_Challenge:_
Search the listing below for "placeholder". Copy each matching line.

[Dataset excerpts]

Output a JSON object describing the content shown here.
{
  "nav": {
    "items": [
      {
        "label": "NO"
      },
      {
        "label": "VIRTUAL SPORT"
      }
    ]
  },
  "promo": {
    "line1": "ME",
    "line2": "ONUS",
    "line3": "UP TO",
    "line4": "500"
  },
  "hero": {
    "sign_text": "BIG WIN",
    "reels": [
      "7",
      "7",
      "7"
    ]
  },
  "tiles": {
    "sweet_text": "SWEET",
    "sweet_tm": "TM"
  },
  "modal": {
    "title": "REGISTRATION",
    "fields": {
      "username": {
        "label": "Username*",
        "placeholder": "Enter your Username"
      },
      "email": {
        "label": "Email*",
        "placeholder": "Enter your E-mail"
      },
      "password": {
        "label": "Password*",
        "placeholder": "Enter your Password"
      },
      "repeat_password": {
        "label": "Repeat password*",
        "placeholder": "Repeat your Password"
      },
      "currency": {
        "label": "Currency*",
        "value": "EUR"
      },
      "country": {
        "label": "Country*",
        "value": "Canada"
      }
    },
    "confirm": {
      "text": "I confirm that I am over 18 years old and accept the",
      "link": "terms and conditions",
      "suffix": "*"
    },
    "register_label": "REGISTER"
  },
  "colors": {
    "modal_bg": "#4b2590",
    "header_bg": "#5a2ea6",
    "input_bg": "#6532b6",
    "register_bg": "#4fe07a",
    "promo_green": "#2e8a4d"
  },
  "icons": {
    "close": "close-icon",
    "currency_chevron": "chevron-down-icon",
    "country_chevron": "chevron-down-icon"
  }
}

_Written solution:_
        "placeholder": "Enter your Username"
        "placeholder": "Enter your E-mail"
        "placeholder": "Enter your Password"
        "placeholder": "Repeat your Password"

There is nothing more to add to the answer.